----- INFORMATION SHOWN

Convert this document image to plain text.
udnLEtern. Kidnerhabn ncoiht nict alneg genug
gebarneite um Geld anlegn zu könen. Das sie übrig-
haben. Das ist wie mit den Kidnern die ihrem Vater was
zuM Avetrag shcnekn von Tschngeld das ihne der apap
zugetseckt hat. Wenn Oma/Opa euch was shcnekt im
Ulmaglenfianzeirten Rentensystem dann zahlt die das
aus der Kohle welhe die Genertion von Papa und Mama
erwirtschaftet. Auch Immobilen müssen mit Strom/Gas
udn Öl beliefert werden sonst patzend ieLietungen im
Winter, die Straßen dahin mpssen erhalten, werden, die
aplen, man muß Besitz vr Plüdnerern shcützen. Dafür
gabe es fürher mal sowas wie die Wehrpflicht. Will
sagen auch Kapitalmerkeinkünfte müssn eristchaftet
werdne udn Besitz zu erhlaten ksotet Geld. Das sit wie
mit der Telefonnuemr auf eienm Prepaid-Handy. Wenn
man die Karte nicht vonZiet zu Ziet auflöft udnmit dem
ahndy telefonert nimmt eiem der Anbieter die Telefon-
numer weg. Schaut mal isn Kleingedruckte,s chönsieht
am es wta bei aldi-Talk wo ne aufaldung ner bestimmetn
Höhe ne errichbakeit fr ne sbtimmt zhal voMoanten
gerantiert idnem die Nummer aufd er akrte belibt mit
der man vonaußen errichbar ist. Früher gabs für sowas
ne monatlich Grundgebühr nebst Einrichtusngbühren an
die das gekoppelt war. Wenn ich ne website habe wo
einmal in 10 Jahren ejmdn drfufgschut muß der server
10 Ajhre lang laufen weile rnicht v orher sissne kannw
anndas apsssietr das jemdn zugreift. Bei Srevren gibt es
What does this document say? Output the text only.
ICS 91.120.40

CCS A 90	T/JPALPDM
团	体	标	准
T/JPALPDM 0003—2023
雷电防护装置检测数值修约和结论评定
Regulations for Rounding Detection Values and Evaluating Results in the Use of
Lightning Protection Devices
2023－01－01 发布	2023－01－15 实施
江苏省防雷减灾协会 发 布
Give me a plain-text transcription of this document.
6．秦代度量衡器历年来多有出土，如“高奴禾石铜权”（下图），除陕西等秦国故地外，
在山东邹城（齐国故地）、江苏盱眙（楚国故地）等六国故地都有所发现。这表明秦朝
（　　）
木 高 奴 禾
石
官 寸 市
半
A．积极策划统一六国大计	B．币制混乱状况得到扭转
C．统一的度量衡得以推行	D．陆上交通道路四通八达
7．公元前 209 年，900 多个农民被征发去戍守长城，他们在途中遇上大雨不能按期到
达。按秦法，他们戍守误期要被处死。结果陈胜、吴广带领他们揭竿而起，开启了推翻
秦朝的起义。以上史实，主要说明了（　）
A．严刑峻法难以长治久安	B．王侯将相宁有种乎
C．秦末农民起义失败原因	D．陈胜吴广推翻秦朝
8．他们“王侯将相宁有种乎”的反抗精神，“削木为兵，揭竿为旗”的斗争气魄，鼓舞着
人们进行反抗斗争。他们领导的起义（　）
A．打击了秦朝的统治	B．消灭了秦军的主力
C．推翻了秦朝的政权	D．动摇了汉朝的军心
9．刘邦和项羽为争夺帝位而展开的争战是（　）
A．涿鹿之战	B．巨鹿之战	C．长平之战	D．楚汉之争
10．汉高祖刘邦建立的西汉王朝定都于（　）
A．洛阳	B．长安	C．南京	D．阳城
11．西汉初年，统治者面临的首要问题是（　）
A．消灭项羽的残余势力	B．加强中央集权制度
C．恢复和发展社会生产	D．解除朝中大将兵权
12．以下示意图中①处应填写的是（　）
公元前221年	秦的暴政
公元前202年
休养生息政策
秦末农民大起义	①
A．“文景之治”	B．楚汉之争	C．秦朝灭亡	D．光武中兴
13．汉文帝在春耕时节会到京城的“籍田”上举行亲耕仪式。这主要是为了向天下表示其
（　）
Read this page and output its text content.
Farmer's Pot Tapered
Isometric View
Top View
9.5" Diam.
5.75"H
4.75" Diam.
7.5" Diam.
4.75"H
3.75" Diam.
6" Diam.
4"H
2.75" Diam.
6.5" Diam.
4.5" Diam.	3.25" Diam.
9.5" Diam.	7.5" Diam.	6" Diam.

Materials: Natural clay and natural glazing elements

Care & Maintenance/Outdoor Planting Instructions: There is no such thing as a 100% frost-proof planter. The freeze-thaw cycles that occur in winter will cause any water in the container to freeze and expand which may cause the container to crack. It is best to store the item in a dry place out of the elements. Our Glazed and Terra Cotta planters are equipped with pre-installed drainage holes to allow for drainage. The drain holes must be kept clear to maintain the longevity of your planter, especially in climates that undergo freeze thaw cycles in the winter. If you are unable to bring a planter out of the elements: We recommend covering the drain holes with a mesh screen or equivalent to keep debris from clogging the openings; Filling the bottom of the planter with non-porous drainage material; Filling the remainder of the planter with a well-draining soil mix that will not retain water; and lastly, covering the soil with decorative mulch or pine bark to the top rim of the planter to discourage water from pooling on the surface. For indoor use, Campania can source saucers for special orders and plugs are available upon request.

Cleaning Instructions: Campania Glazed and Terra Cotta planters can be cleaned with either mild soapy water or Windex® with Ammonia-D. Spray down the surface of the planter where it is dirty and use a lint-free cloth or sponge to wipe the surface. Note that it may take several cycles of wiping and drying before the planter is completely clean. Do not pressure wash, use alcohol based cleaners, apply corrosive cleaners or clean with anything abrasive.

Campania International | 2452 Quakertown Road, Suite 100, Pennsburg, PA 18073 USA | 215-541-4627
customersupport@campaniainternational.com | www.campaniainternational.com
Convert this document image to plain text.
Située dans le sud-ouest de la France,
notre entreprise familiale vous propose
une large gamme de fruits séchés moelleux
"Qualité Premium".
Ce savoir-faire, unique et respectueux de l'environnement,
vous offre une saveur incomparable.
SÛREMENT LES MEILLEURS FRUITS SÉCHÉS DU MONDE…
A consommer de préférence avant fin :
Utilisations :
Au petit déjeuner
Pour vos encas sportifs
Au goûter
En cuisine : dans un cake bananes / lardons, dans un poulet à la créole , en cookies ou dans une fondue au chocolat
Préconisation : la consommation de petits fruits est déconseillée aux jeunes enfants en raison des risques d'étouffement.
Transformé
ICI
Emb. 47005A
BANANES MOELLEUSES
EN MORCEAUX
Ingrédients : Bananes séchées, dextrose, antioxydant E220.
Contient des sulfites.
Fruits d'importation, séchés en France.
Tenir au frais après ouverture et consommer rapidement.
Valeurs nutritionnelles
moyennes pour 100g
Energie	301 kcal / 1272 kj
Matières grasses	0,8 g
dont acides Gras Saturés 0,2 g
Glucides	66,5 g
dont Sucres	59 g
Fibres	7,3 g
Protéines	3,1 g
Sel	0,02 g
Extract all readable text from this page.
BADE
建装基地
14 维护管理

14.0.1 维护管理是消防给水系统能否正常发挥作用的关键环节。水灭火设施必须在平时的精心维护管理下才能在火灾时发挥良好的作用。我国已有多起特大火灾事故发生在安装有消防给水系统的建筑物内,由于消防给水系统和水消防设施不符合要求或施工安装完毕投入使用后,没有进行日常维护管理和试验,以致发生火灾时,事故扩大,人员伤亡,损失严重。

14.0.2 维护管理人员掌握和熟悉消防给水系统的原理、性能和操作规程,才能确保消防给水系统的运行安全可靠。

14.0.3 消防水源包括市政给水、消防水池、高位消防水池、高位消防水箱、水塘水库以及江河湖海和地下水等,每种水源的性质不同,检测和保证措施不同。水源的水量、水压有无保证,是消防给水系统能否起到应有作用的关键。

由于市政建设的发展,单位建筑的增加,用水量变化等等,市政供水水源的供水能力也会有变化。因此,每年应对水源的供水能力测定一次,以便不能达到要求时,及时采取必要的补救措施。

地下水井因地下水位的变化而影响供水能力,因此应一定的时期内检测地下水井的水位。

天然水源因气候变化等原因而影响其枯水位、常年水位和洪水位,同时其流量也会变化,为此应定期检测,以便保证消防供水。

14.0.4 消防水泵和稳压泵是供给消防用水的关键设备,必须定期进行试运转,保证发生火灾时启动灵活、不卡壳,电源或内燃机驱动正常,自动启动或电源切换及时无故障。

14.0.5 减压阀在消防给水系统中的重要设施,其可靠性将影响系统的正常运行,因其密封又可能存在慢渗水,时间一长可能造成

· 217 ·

----------

» **TASK STATEMENT**
Using the listing above, list every line in which the string "vous" occurs.

» **ANSWER IN FULL**
notre entreprise familiale vous propose
vous offre une saveur incomparable.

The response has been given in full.